Work to do: Beginning with the line that contains "Serialize everything readable", reproduce the remaining lines of the material exactly, up to and including the last one, but no pictures.

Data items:
## START
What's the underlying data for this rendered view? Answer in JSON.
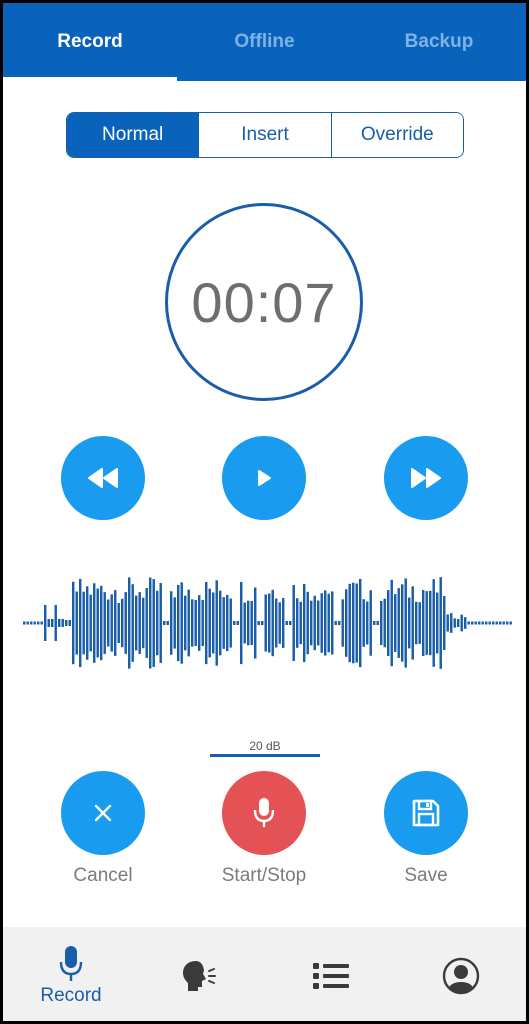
{
  "tabs": [
    {
      "label": "Record",
      "active": true
    },
    {
      "label": "Offline",
      "active": false
    },
    {
      "label": "Backup",
      "active": false
    }
  ],
  "modes": [
    {
      "label": "Normal",
      "active": true
    },
    {
      "label": "Insert",
      "active": false
    },
    {
      "label": "Override",
      "active": false
    }
  ],
  "timer": "00:07",
  "playback": {
    "rewind_icon": "rewind-icon",
    "play_icon": "play-icon",
    "fast_forward_icon": "fast-forward-icon"
  },
  "level_meter": {
    "label": "20 dB"
  },
  "actions": {
    "cancel_label": "Cancel",
    "record_label": "Start/Stop",
    "save_label": "Save"
  },
  "bottom_nav": {
    "record_label": "Record",
    "items": [
      "microphone-icon",
      "speech-icon",
      "list-icon",
      "profile-icon"
    ]
  },
  "colors": {
    "primary": "#0a63bb",
    "accent": "#199bf0",
    "record_red": "#e55255",
    "text_gray": "#7b7b7b"
  }
}
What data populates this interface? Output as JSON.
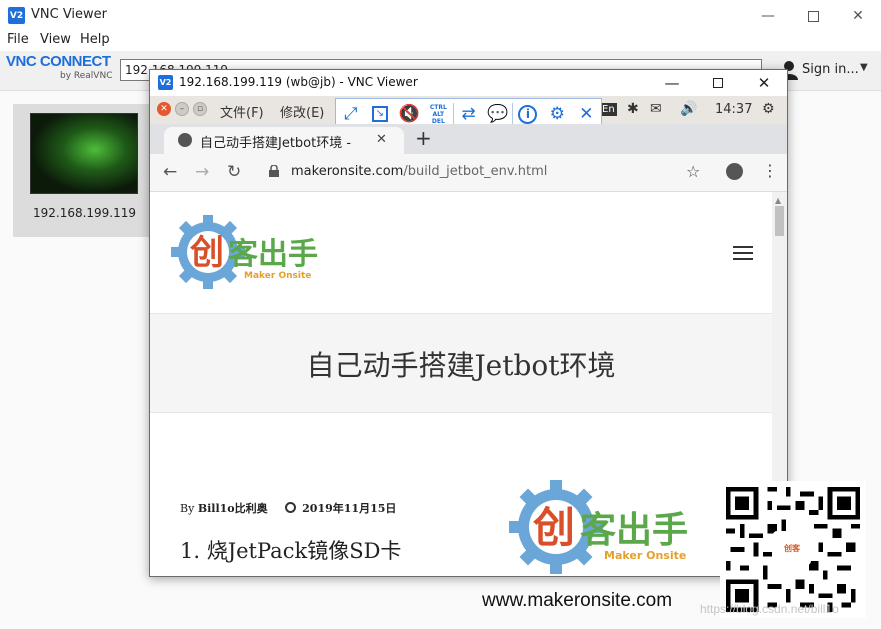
{
  "outer": {
    "title": "VNC Viewer",
    "app_icon": "V2",
    "menu": [
      "File",
      "View",
      "Help"
    ],
    "logo_main": "VNC CONNECT",
    "logo_sub": "by RealVNC",
    "address_value": "192.168.199.119",
    "signin_label": "Sign in...",
    "thumbnail_label": "192.168.199.119"
  },
  "inner": {
    "title": "192.168.199.119 (wb@jb) - VNC Viewer",
    "app_icon": "V2",
    "remote_menu": [
      "文件(F)",
      "修改(E)"
    ],
    "tray_lang": "En",
    "tray_time": "14:37",
    "icons": {
      "fullscreen": "expand-arrows-icon",
      "scale": "scale-icon",
      "speaker": "speaker-off-icon",
      "ctrl_alt_del": "CTRL\nALT\nDEL",
      "transfer": "transfer-icon",
      "chat": "chat-icon",
      "info": "info-icon",
      "settings": "gear-icon",
      "close": "close-icon"
    }
  },
  "browser": {
    "tab_title": "自己动手搭建Jetbot环境 -",
    "url_domain": "makeronsite.com",
    "url_path": "/build_jetbot_env.html"
  },
  "page": {
    "logo_text": "创客出手",
    "logo_sub": "Maker Onsite",
    "title": "自己动手搭建Jetbot环境",
    "author_prefix": "By",
    "author": "Bill1o比利奥",
    "date": "2019年11月15日",
    "section_heading": "1. 烧JetPack镜像SD卡"
  },
  "overlay": {
    "logo_text": "创客出手",
    "logo_sub": "Maker Onsite",
    "site_url": "www.makeronsite.com",
    "watermark": "https://blog.csdn.net/bill1o"
  },
  "colors": {
    "accent_blue": "#1e6fd9",
    "logo_red": "#d8502a",
    "logo_green": "#5ba84a",
    "gear_blue": "#6aa7d8"
  }
}
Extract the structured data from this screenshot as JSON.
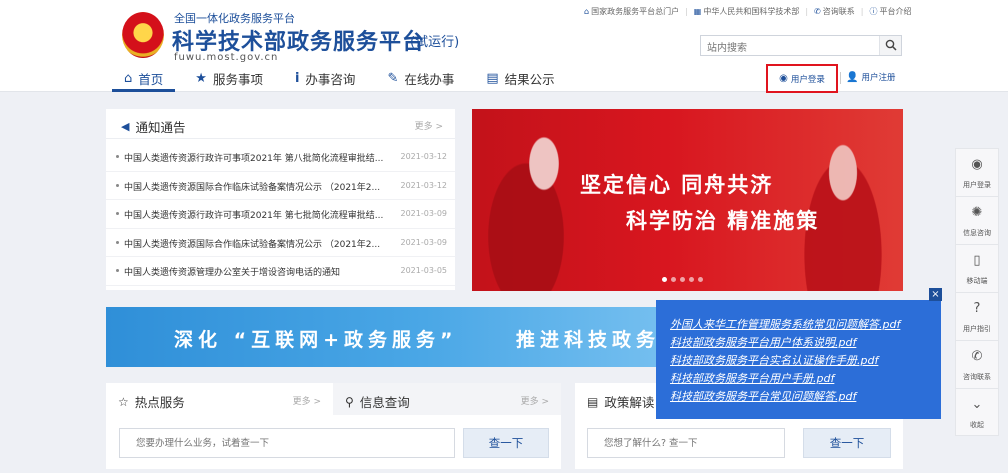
{
  "header": {
    "subtitle": "全国一体化政务服务平台",
    "title": "科学技术部政务服务平台",
    "trial": "(试运行)",
    "domain": "fuwu.most.gov.cn",
    "top_links": [
      "国家政务服务平台总门户",
      "中华人民共和国科学技术部",
      "咨询联系",
      "平台介绍"
    ],
    "search_placeholder": "站内搜索"
  },
  "nav": {
    "items": [
      {
        "label": "首页",
        "icon": "home-icon",
        "active": true
      },
      {
        "label": "服务事项",
        "icon": "star-icon"
      },
      {
        "label": "办事咨询",
        "icon": "info-icon"
      },
      {
        "label": "在线办事",
        "icon": "pencil-icon"
      },
      {
        "label": "结果公示",
        "icon": "document-icon"
      }
    ],
    "login": "用户登录",
    "register": "用户注册"
  },
  "notice": {
    "title": "通知通告",
    "more": "更多 >",
    "items": [
      {
        "text": "中国人类遗传资源行政许可事项2021年 第八批简化流程审批结...",
        "date": "2021-03-12"
      },
      {
        "text": "中国人类遗传资源国际合作临床试验备案情况公示 （2021年2...",
        "date": "2021-03-12"
      },
      {
        "text": "中国人类遗传资源行政许可事项2021年 第七批简化流程审批结...",
        "date": "2021-03-09"
      },
      {
        "text": "中国人类遗传资源国际合作临床试验备案情况公示 （2021年2...",
        "date": "2021-03-09"
      },
      {
        "text": "中国人类遗传资源管理办公室关于增设咨询电话的通知",
        "date": "2021-03-05"
      }
    ]
  },
  "banner": {
    "line1": "坚定信心  同舟共济",
    "line2": "科学防治  精准施策",
    "slide_count": 5,
    "active_slide": 1
  },
  "strip": {
    "left": "深化 “互联网+政务服务”",
    "right": "推进科技政务"
  },
  "services": {
    "tab1": "热点服务",
    "tab1_more": "更多 >",
    "tab2": "信息查询",
    "tab2_more": "更多 >",
    "placeholder": "您要办理什么业务，试着查一下",
    "button": "查一下"
  },
  "policy": {
    "title": "政策解读",
    "placeholder": "您想了解什么? 查一下",
    "button": "查一下"
  },
  "popup": {
    "close": "×",
    "links": [
      "外国人来华工作管理服务系统常见问题解答.pdf",
      "科技部政务服务平台用户体系说明.pdf",
      "科技部政务服务平台实名认证操作手册.pdf",
      "科技部政务服务平台用户手册.pdf",
      "科技部政务服务平台常见问题解答.pdf"
    ]
  },
  "sidebar": {
    "items": [
      {
        "label": "用户登录",
        "icon": "user-icon"
      },
      {
        "label": "信息咨询",
        "icon": "bulb-icon"
      },
      {
        "label": "移动端",
        "icon": "mobile-icon"
      },
      {
        "label": "用户指引",
        "icon": "help-icon"
      },
      {
        "label": "咨询联系",
        "icon": "phone-icon"
      },
      {
        "label": "收起",
        "icon": "chevron-down-icon"
      }
    ]
  }
}
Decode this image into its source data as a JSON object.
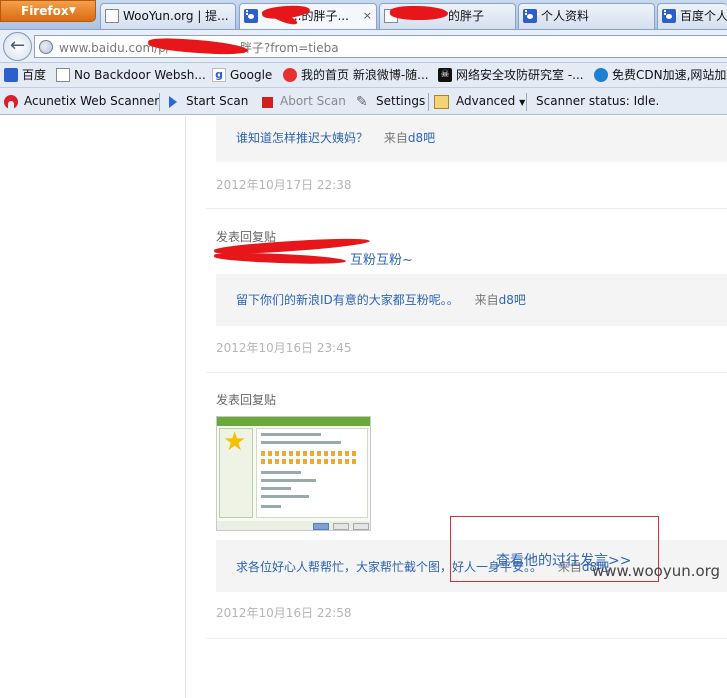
{
  "browser": {
    "menu_label": "Firefox",
    "tabs": [
      {
        "label": "WooYun.org | 提...",
        "icon": "page-icon",
        "active": false
      },
      {
        "label": "...的胖子...",
        "icon": "baidu-paw-icon",
        "active": true,
        "close": "×"
      },
      {
        "label": "的胖子",
        "icon": "page-icon",
        "active": false
      },
      {
        "label": "个人资料",
        "icon": "baidu-paw-icon",
        "active": false
      },
      {
        "label": "百度个人资",
        "icon": "baidu-paw-icon",
        "active": false
      }
    ],
    "url": "www.baidu.com/p/",
    "url_tail": "胖子?from=tieba"
  },
  "bookmarks": [
    {
      "label": "百度",
      "icon": "baidu-paw-icon"
    },
    {
      "label": "No Backdoor Websh...",
      "icon": "page-icon"
    },
    {
      "label": "Google",
      "icon": "google-icon"
    },
    {
      "label": "我的首页 新浪微博-随...",
      "icon": "weibo-icon"
    },
    {
      "label": "网络安全攻防研究室 -...",
      "icon": "skull-icon"
    },
    {
      "label": "免费CDN加速,网站加",
      "icon": "compass-icon"
    }
  ],
  "acunetix": {
    "title": "Acunetix Web Scanner",
    "start_scan": "Start Scan",
    "abort_scan": "Abort Scan",
    "settings": "Settings",
    "advanced": "Advanced",
    "status": "Scanner status: Idle."
  },
  "posts": {
    "p1": {
      "quote": "谁知道怎样推迟大姨妈？",
      "from_prefix": "来自",
      "from_link": "d8吧",
      "time": "2012年10月17日 22:38"
    },
    "p2": {
      "heading": "发表回复贴",
      "reply_suffix": "互粉互粉~",
      "quote": "留下你们的新浪ID有意的大家都互粉呢。。",
      "from_prefix": "来自",
      "from_link": "d8吧",
      "time": "2012年10月16日 23:45"
    },
    "p3": {
      "heading": "发表回复贴",
      "quote": "求各位好心人帮帮忙，大家帮忙截个图，好人一身平安。。",
      "from_prefix": "来自",
      "from_link": "d8吧",
      "time": "2012年10月16日 22:58"
    }
  },
  "more_link": "查看他的过往发言>>",
  "watermark": "www.wooyun.org"
}
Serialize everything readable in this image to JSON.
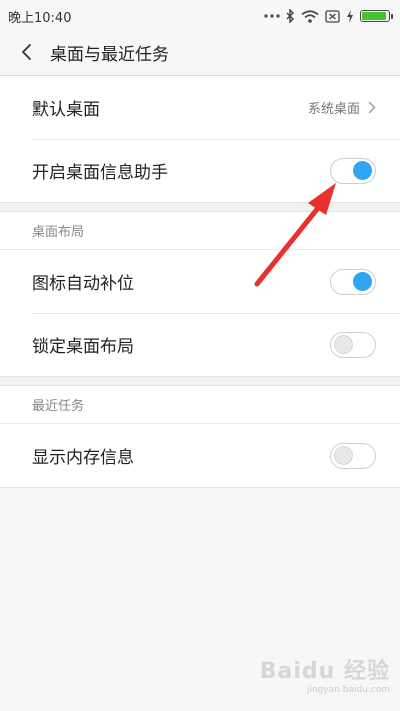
{
  "status_bar": {
    "time": "晚上10:40",
    "icons": [
      "more-dots-icon",
      "bluetooth-icon",
      "wifi-icon",
      "sim-icon",
      "charging-icon",
      "battery-icon"
    ],
    "battery_level": 0.92
  },
  "header": {
    "title": "桌面与最近任务"
  },
  "general": {
    "default_desktop_label": "默认桌面",
    "default_desktop_value": "系统桌面",
    "assistant_label": "开启桌面信息助手",
    "assistant_on": true
  },
  "layout_section": {
    "title": "桌面布局",
    "auto_fill_label": "图标自动补位",
    "auto_fill_on": true,
    "lock_label": "锁定桌面布局",
    "lock_on": false
  },
  "recent_section": {
    "title": "最近任务",
    "memory_label": "显示内存信息",
    "memory_on": false
  },
  "colors": {
    "toggle_on": "#2fa6f4",
    "annotation_arrow": "#e8312f",
    "battery": "#44c22a"
  },
  "watermark": {
    "text": "Baidu 经验",
    "sub": "jingyan.baidu.com"
  }
}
## END
Solution to this problem:
Serialize everything readable in this image to JSON.
{
  "status_bar": {
    "time": "晚上10:40",
    "icons": [
      "more-dots-icon",
      "bluetooth-icon",
      "wifi-icon",
      "sim-icon",
      "charging-icon",
      "battery-icon"
    ],
    "battery_level": 0.92
  },
  "header": {
    "title": "桌面与最近任务"
  },
  "general": {
    "default_desktop_label": "默认桌面",
    "default_desktop_value": "系统桌面",
    "assistant_label": "开启桌面信息助手",
    "assistant_on": true
  },
  "layout_section": {
    "title": "桌面布局",
    "auto_fill_label": "图标自动补位",
    "auto_fill_on": true,
    "lock_label": "锁定桌面布局",
    "lock_on": false
  },
  "recent_section": {
    "title": "最近任务",
    "memory_label": "显示内存信息",
    "memory_on": false
  },
  "colors": {
    "toggle_on": "#2fa6f4",
    "annotation_arrow": "#e8312f",
    "battery": "#44c22a"
  },
  "watermark": {
    "text": "Baidu 经验",
    "sub": "jingyan.baidu.com"
  }
}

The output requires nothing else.